= Data listing =
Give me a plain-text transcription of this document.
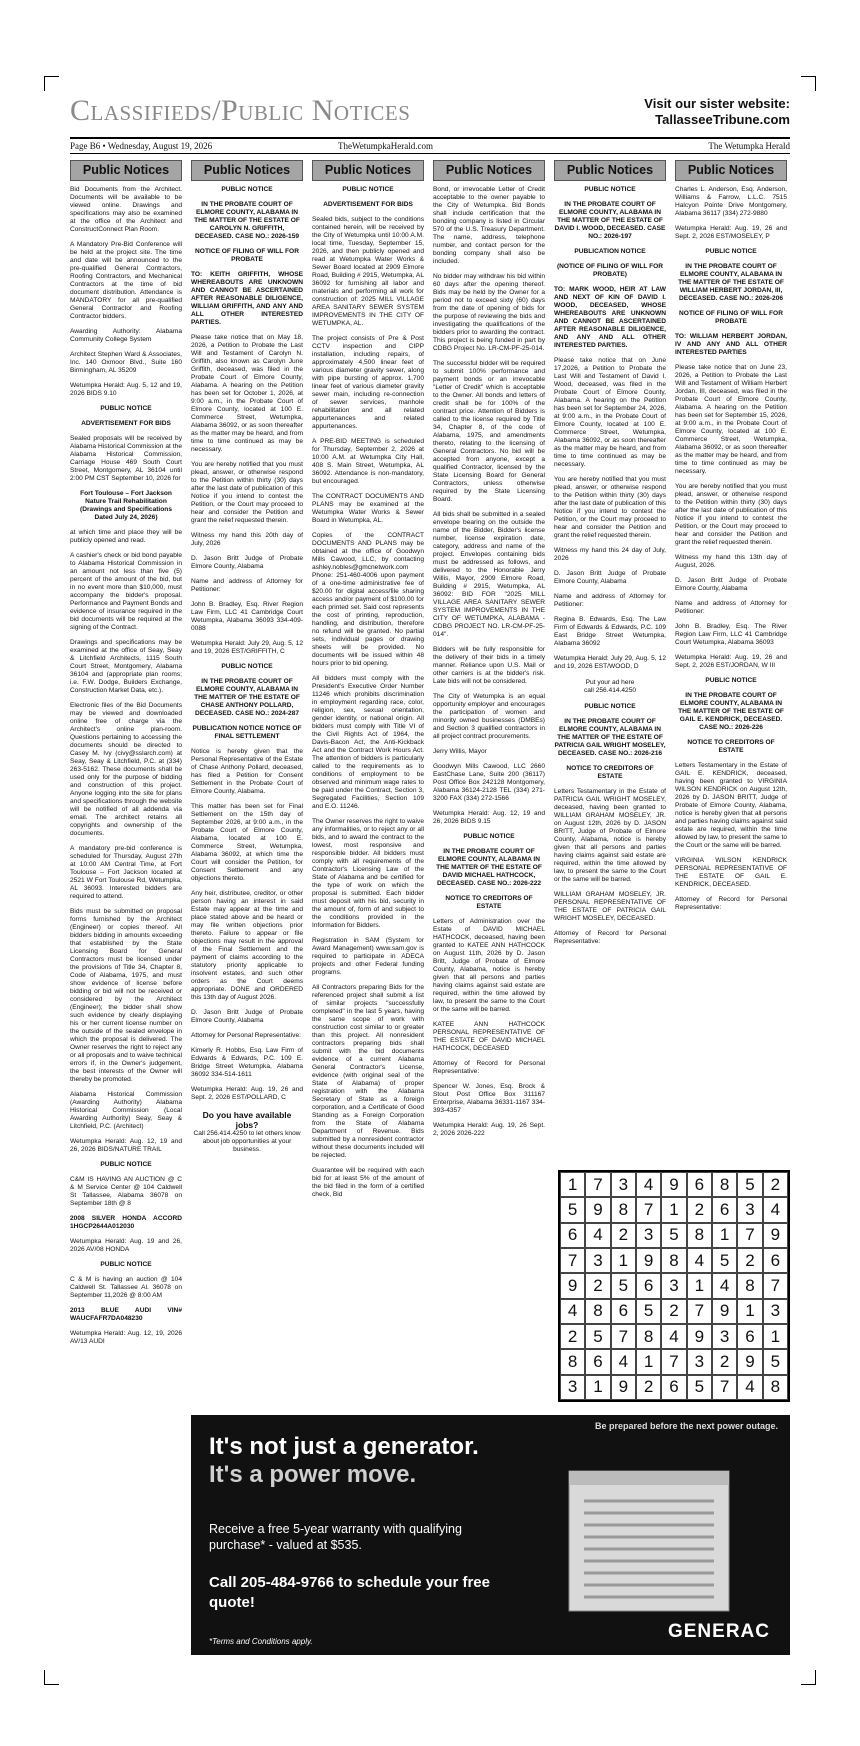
Classifieds/Public Notices	Visit our sister website:
TallasseeTribune.com
Page B6 • Wednesday, August 19, 2026	TheWetumpkaHerald.com	The Wetumpka Herald
Public Notices

Bid Documents from the Architect. Documents will be available to be viewed online. Drawings and specifications may also be examined at the office of the Architect and ConstructConnect Plan Room.

A Mandatory Pre-Bid Conference will be held at the project site. The time and date will be announced to the pre-qualified General Contractors, Roofing Contractors, and Mechanical Contractors at the time of bid document distribution. Attendance is MANDATORY for all pre-qualified General Contractor and Roofing Contractor bidders.

Awarding Authority: Alabama Community College System

Architect Stephen Ward & Associates, Inc. 140 Oxmoor Blvd., Suite 160 Birmingham, AL 35209

Wetumpka Herald: Aug. 5, 12 and 19, 2026 BIDS 9.10

PUBLIC NOTICE

ADVERTISEMENT FOR BIDS

Sealed proposals will be received by Alabama Historical Commission at the Alabama Historical Commission, Carriage House 469 South Court Street, Montgomery, AL 36104 until 2:00 PM CST September 10, 2026 for

Fort Toulouse – Fort Jackson Nature Trail Rehabilitation (Drawings and Specifications Dated July 24, 2026)

at which time and place they will be publicly opened and read.

A cashier's check or bid bond payable to Alabama Historical Commission in an amount not less than five (5) percent of the amount of the bid, but in no event more than $10,000, must accompany the bidder's proposal. Performance and Payment Bonds and evidence of insurance required in the bid documents will be required at the signing of the Contract.

Drawings and specifications may be examined at the office of Seay, Seay & Litchfield Architects, 1115 South Court Street, Montgomery, Alabama 36104 and (appropriate plan rooms; i.e. F.W. Dodge, Builders Exchange, Construction Market Data, etc.).

Electronic files of the Bid Documents may be viewed and downloaded online free of charge via the Architect's online plan-room. Questions pertaining to accessing the documents should be directed to Casey M. Ivy (civy@sslarch.com) at Seay, Seay & Litchfield, P.C. at (334) 263-5162. These documents shall be used only for the purpose of bidding and construction of this project. Anyone logging into the site for plans and specifications through the website will be notified of all addenda via email. The architect retains all copyrights and ownership of the documents.

A mandatory pre-bid conference is scheduled for Thursday, August 27th at 10:00 AM Central Time, at Fort Toulouse – Fort Jackson located at 2521 W Fort Toulouse Rd, Wetumpka, AL 36093. Interested bidders are required to attend.

Bids must be submitted on proposal forms furnished by the Architect (Engineer) or copies thereof. All bidders bidding in amounts exceeding that established by the State Licensing Board for General Contractors must be licensed under the provisions of Title 34, Chapter 8, Code of Alabama, 1975, and must show evidence of license before bidding or bid will not be received or considered by the Architect (Engineer); the bidder shall show such evidence by clearly displaying his or her current license number on the outside of the sealed envelope in which the proposal is delivered. The Owner reserves the right to reject any or all proposals and to waive technical errors if, in the Owner's judgement, the best interests of the Owner will thereby be promoted.

Alabama Historical Commission (Awarding Authority) Alabama Historical Commission (Local Awarding Authority) Seay, Seay & Litchfield, P.C. (Architect)

Wetumpka Herald: Aug. 12, 19 and 26, 2026 BIDS/NATURE TRAIL

PUBLIC NOTICE

C&M IS HAVING AN AUCTION @ C & M Service Center @ 104 Caldwell St Tallassee, Alabama 36078 on September 18th @ 8

2008 SILVER HONDA ACCORD 1HGCP2644A012030

Wetumpka Herald: Aug. 19 and 26, 2026 AV/08 HONDA

PUBLIC NOTICE

C & M is having an auction @ 104 Caldwell St. Tallassee Al. 36078 on September 11,2026 @ 8:00 AM

2013 BLUE AUDI VIN# WAUCFAFR7DA048230

Wetumpka Herald: Aug. 12, 19, 2026 AV/13 AUDI

Public Notices

PUBLIC NOTICE

IN THE PROBATE COURT OF ELMORE COUNTY, ALABAMA IN THE MATTER OF THE ESTATE OF CAROLYN N. GRIFFITH, DECEASED. CASE NO.: 2026-159

NOTICE OF FILING OF WILL FOR PROBATE

TO: KEITH GRIFFITH, WHOSE WHEREABOUTS ARE UNKNOWN AND CANNOT BE ASCERTAINED AFTER REASONABLE DILIGENCE, WILLIAM GRIFFITH, AND ANY AND ALL OTHER INTERESTED PARTIES.

Please take notice that on May 18, 2026, a Petition to Probate the Last Will and Testament of Carolyn N. Griffith, also known as Carolyn June Griffith, deceased, was filed in the Probate Court of Elmore County, Alabama. A hearing on the Petition has been set for October 1, 2026, at 9:00 a.m., in the Probate Court of Elmore County, located at 100 E. Commerce Street, Wetumpka, Alabama 36092, or as soon thereafter as the matter may be heard, and from time to time continued as may be necessary.

You are hereby notified that you must plead, answer, or otherwise respond to the Petition within thirty (30) days after the last date of publication of this Notice if you intend to contest the Petition, or the Court may proceed to hear and consider the Petition and grant the relief requested therein.

Witness my hand this 20th day of July, 2026

D. Jason Britt Judge of Probate Elmore County, Alabama

Name and address of Attorney for Petitioner:

John B. Bradley, Esq. River Region Law Firm, LLC 41 Cambridge Court Wetumpka, Alabama 36093 334-409-0088

Wetumpka Herald: July 29, Aug. 5, 12 and 19, 2026 EST/GRIFFITH, C

PUBLIC NOTICE

IN THE PROBATE COURT OF ELMORE COUNTY, ALABAMA IN THE MATTER OF THE ESTATE OF CHASE ANTHONY POLLARD, DECEASED. CASE NO.: 2024-287

PUBLICATION NOTICE NOTICE OF FINAL SETTLEMENT

Notice is hereby given that the Personal Representative of the Estate of Chase Anthony Pollard, deceased, has filed a Petition for Consent Settlement in the Probate Court of Elmore County, Alabama.

This matter has been set for Final Settlement on the 15th day of September 2026, at 9:00 a.m., in the Probate Court of Elmore County, Alabama, located at 100 E. Commerce Street, Wetumpka, Alabama 36092, at which time the Court will consider the Petition, for Consent Settlement and any objections thereto.

Any heir, distributee, creditor, or other person having an interest in said Estate may appear at the time and place stated above and be heard or may file written objections prior thereto. Failure to appear or file objections may result in the approval of the Final Settlement and the payment of claims according to the statutory priority applicable to insolvent estates, and such other orders as the Court deems appropriate. DONE and ORDERED this 13th day of August 2026.

D. Jason Britt Judge of Probate Elmore County, Alabama

Attorney for Personal Representative:

Kimerly R. Hobbs, Esq. Law Firm of Edwards & Edwards, P.C. 109 E. Bridge Street Wetumpka, Alabama 36092 334-514-1611

Wetumpka Herald: Aug. 19, 26 and Sept. 2, 2026 EST/POLLARD, C

Do you have available jobs?
Call 256.414.4250 to let others know about job opportunities at your business.
Public Notices

PUBLIC NOTICE

ADVERTISEMENT FOR BIDS

Sealed bids, subject to the conditions contained herein, will be received by the City of Wetumpka until 10:00 A.M. local time, Tuesday, September 15, 2026, and then publicly opened and read at Wetumpka Water Works & Sewer Board located at 2909 Elmore Road, Building # 2915, Wetumpka, AL 36092 for furnishing all labor and materials and performing all work for construction of: 2025 MILL VILLAGE AREA SANITARY SEWER SYSTEM IMPROVEMENTS IN THE CITY OF WETUMPKA, AL.

The project consists of Pre & Post CCTV inspection and CIPP installation, including repairs, of approximately 4,500 linear feet of various diameter gravity sewer, along with pipe bursting of approx. 1,700 linear feet of various diameter gravity sewer main, including re-connection of sewer services, manhole rehabilitation and all related appurtenances and related appurtenances.

A PRE-BID MEETING is scheduled for Thursday, September 2, 2026 at 10:00 A.M. at Wetumpka City Hall, 408 S. Main Street, Wetumpka, AL 36092. Attendance is non-mandatory, but encouraged.

The CONTRACT DOCUMENTS AND PLANS may be examined at the Wetumpka Water Works & Sewer Board in Wetumpka, AL.

Copies of the CONTRACT DOCUMENTS AND PLANS may be obtained at the office of Goodwyn Mills Cawood, LLC, by contacting ashley.nobles@gmcnetwork.com Phone: 251-460-4006 upon payment of a one-time administrative fee of $20.00 for digital access/file sharing access and/or payment of $100.00 for each printed set. Said cost represents the cost of printing, reproduction, handling, and distribution, therefore no refund will be granted. No partial sets, individual pages or drawing sheets will be provided. No documents will be issued within 48 hours prior to bid opening.

All bidders must comply with the President's Executive Order Number 11246 which prohibits discrimination in employment regarding race, color, religion, sex, sexual orientation, gender identity, or national origin. All bidders must comply with Title VI of the Civil Rights Act of 1964, the Davis-Bacon Act, the Anti-Kickback Act and the Contract Work Hours Act. The attention of bidders is particularly called to the requirements as to conditions of employment to be observed and minimum wage rates to be paid under the Contract, Section 3, Segregated Facilities, Section 109 and E.O. 11246.

The Owner reserves the right to waive any informalities, or to reject any or all bids, and to award the contract to the lowest, most responsive and responsible bidder. All bidders must comply with all requirements of the Contractor's Licensing Law of the State of Alabama and be certified for the type of work on which the proposal is submitted. Each bidder must deposit with his bid, security in the amount of, form of and subject to the conditions provided in the Information for Bidders.

Registration in SAM (System for Award Management) www.sam.gov is required to participate in ADECA projects and other Federal funding programs.

All Contractors preparing Bids for the referenced project shall submit a list of similar projects "successfully completed" in the last 5 years, having the same scope of work with construction cost similar to or greater than this project. All nonresident contractors preparing bids shall submit with the bid documents evidence of a current Alabama General Contractor's License, evidence (with original seal of the State of Alabama) of proper registration with the Alabama Secretary of State as a foreign corporation, and a Certificate of Good Standing as a Foreign Corporation from the State of Alabama Department of Revenue. Bids submitted by a nonresident contractor without these documents included will be rejected.

Guarantee will be required with each bid for at least 5% of the amount of the bid filed in the form of a certified check, Bid

Public Notices

Bond, or irrevocable Letter of Credit acceptable to the owner payable to the City of Wetumpka. Bid Bonds shall include certification that the bonding company is listed in Circular 570 of the U.S. Treasury Department. The name, address, telephone number, and contact person for the bonding company shall also be included.

No bidder may withdraw his bid within 60 days after the opening thereof. Bids may be held by the Owner for a period not to exceed sixty (60) days from the date of opening of bids for the purpose of reviewing the bids and investigating the qualifications of the bidders prior to awarding the contract. This project is being funded in part by CDBG Project No. LR-CM-PF-25-014.

The successful bidder will be required to submit 100% performance and payment bonds or an irrevocable "Letter of Credit" which is acceptable to the Owner. All bonds and letters of credit shall be for 100% of the contract price. Attention of Bidders is called to the license required by Title 34, Chapter 8, of the code of Alabama, 1975, and amendments thereto, relating to the licensing of General Contractors. No bid will be accepted from anyone, except a qualified Contractor, licensed by the State Licensing Board for General Contractors, unless otherwise required by the State Licensing Board.

All bids shall be submitted in a sealed envelope bearing on the outside the name of the Bidder, Bidder's license number, license expiration date, category, address and name of the project. Envelopes containing bids must be addressed as follows, and delivered to the Honorable Jerry Willis, Mayor, 2909 Elmore Road, Building # 2915, Wetumpka, AL 36092: BID FOR "2025 MILL VILLAGE AREA SANITARY SEWER SYSTEM IMPROVEMENTS IN THE CITY OF WETUMPKA, ALABAMA - CDBG PROJECT NO. LR-CM-PF-25-014".

Bidders will be fully responsible for the delivery of their bids in a timely manner. Reliance upon U.S. Mail or other carriers is at the bidder's risk. Late bids will not be considered.

The City of Wetumpka is an equal opportunity employer and encourages the participation of women and minority owned businesses (DMBEs) and Section 3 qualified contractors in all project contract procurements.

Jerry Willis, Mayor

Goodwyn Mills Cawood, LLC 2660 EastChase Lane, Suite 200 (36117) Post Office Box 242128 Montgomery, Alabama 36124-2128 TEL (334) 271-3200 FAX (334) 272-1566

Wetumpka Herald: Aug. 12, 19 and 26, 2026 BIDS 9.15

PUBLIC NOTICE

IN THE PROBATE COURT OF ELMORE COUNTY, ALABAMA IN THE MATTER OF THE ESTATE OF DAVID MICHAEL HATHCOCK, DECEASED. CASE NO.: 2026-222

NOTICE TO CREDITORS OF ESTATE

Letters of Administration over the Estate of DAVID MICHAEL HATHCOCK, deceased, having been granted to KATEE ANN HATHCOCK on August 11th, 2026 by D. Jason Britt, Judge of Probate of Elmore County, Alabama, notice is hereby given that all persons and parties having claims against said estate are required, within the time allowed by law, to present the same to the Court or the same will be barred.

KATEE ANN HATHCOCK PERSONAL REPRESENTATIVE OF THE ESTATE OF DAVID MICHAEL HATHCOCK, DECEASED

Attorney of Record for Personal Representative:

Spencer W. Jones, Esq. Brock & Stout Post Office Box 311167 Enterprise, Alabama 36331-1167 334-393-4357

Wetumpka Herald: Aug. 19, 26 Sept. 2, 2026 2026-222

Public Notices

PUBLIC NOTICE

IN THE PROBATE COURT OF ELMORE COUNTY, ALABAMA IN THE MATTER OF THE ESTATE OF DAVID I. WOOD, DECEASED. CASE NO.: 2026-197

PUBLICATION NOTICE

(NOTICE OF FILING OF WILL FOR PROBATE)

TO: MARK WOOD, HEIR AT LAW AND NEXT OF KIN OF DAVID I. WOOD, DECEASED, WHOSE WHEREABOUTS ARE UNKNOWN AND CANNOT BE ASCERTAINED AFTER REASONABLE DILIGENCE, AND ANY AND ALL OTHER INTERESTED PARTIES.

Please take notice that on June 17,2026, a Petition to Probate the Last Will and Testament of David I. Wood, deceased, was filed in the Probate Court of Elmore County, Alabama. A hearing on the Petition has been set for September 24, 2026, at 9:00 a.m., in the Probate Court of Elmore County, located at 100 E. Commerce Street, Wetumpka, Alabama 36092, or as soon thereafter as the matter may be heard, and from time to time continued as may be necessary.

You are hereby notified that you must plead, answer, or otherwise respond to the Petition within thirty (30) days after the last date of publication of this Notice if you intend to contest the Petition, or the Court may proceed to hear and consider the Petition and grant the relief requested therein.

Witness my hand this 24 day of July, 2026

D. Jason Britt Judge of Probate Elmore County, Alabama

Name and address of Attorney for Petitioner:

Regina B. Edwards, Esq. The Law Firm of Edwards & Edwards, P.C. 109 East Bridge Street Wetumpka, Alabama 36092

Wetumpka Herald: July 29, Aug. 5, 12 and 19, 2026 EST/WOOD, D

Put your ad here
call 256.414.4250

PUBLIC NOTICE

IN THE PROBATE COURT OF ELMORE COUNTY, ALABAMA IN THE MATTER OF THE ESTATE OF PATRICIA GAIL WRIGHT MOSELEY, DECEASED. CASE NO.: 2026-216

NOTICE TO CREDITORS OF ESTATE

Letters Testamentary in the Estate of PATRICIA GAIL WRIGHT MOSELEY, deceased, having been granted to WILLIAM GRAHAM MOSELEY, JR. on August 12th, 2026 by D. JASON BRITT, Judge of Probate of Elmore County, Alabama, notice is hereby given that all persons and parties having claims against said estate are required, within the time allowed by law, to present the same to the Court or the same will be barred.

WILLIAM GRAHAM MOSELEY, JR. PERSONAL REPRESENTATIVE OF THE ESTATE OF PATRICIA GAIL WRIGHT MOSELEY, DECEASED.

Attorney of Record for Personal Representative:

Public Notices

Charles L. Anderson, Esq. Anderson, Williams & Farrow, L.L.C. 7515 Halcyon Pointe Drive Montgomery, Alabama 36117 (334) 272-9880

Wetumpka Herald: Aug. 19, 26 and Sept. 2, 2026 EST/MOSELEY, P

PUBLIC NOTICE

IN THE PROBATE COURT OF ELMORE COUNTY, ALABAMA IN THE MATTER OF THE ESTATE OF WILLIAM HERBERT JORDAN, III, DECEASED. CASE NO.: 2026-206

NOTICE OF FILING OF WILL FOR PROBATE

TO: WILLIAM HERBERT JORDAN, IV AND ANY AND ALL OTHER INTERESTED PARTIES

Please take notice that on June 23, 2026, a Petition to Probate the Last Will and Testament of William Herbert Jordan, III, deceased, was filed in the Probate Court of Elmore County, Alabama. A hearing on the Petition has been set for September 15, 2026, at 9:00 a.m., in the Probate Court of Elmore County, located at 100 E. Commerce Street, Wetumpka, Alabama 36092, or as soon thereafter as the matter may be heard, and from time to time continued as may be necessary.

You are hereby notified that you must plead, answer, or otherwise respond to the Petition within thirty (30) days after the last date of publication of this Notice if you intend to contest the Petition, or the Court may proceed to hear and consider the Petition and grant the relief requested therein.

Witness my hand this 13th day of August, 2026.

D. Jason Britt Judge of Probate Elmore County, Alabama

Name and address of Attorney for Petitioner:

John B. Bradley, Esq. The River Region Law Firm, LLC 41 Cambridge Court Wetumpka, Alabama 36093

Wetumpka Herald: Aug. 19, 26 and Sept. 2, 2026 EST/JORDAN, W III

PUBLIC NOTICE

IN THE PROBATE COURT OF ELMORE COUNTY, ALABAMA IN THE MATTER OF THE ESTATE OF GAIL E. KENDRICK, DECEASED. CASE NO.: 2026-226

NOTICE TO CREDITORS OF ESTATE

Letters Testamentary in the Estate of GAIL E. KENDRICK, deceased, having been granted to VIRGINIA WILSON KENDRICK on August 12th, 2026 by D. JASON BRITT, Judge of Probate of Elmore County, Alabama, notice is hereby given that all persons and parties having claims against said estate are required, within the time allowed by law, to present the same to the Court or the same will be barred.

VIRGINIA WILSON KENDRICK PERSONAL REPRESENTATIVE OF THE ESTATE OF GAIL E. KENDRICK, DECEASED.

Attorney of Record for Personal Representative:

1 7 3 4 9 6 8 5 2
5 9 8 7 1 2 6 3 4
6 4 2 3 5 8 1 7 9
7 3 1 9 8 4 5 2 6
9 2 5 6 3 1 4 8 7
4 8 6 5 2 7 9 1 3
2 5 7 8 4 9 3 6 1
8 6 4 1 7 3 2 9 5
3 1 9 2 6 5 7 4 8
Be prepared before the next power outage.
It's not just a generator.
It's a power move.
Receive a free 5-year warranty with qualifying purchase* - valued at $535.
Call 205-484-9766 to schedule your free quote!
*Terms and Conditions apply.	GENERAC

= Your goal =
Count the lines that hold the string "read", and reply with that number alone.

= The answer =
2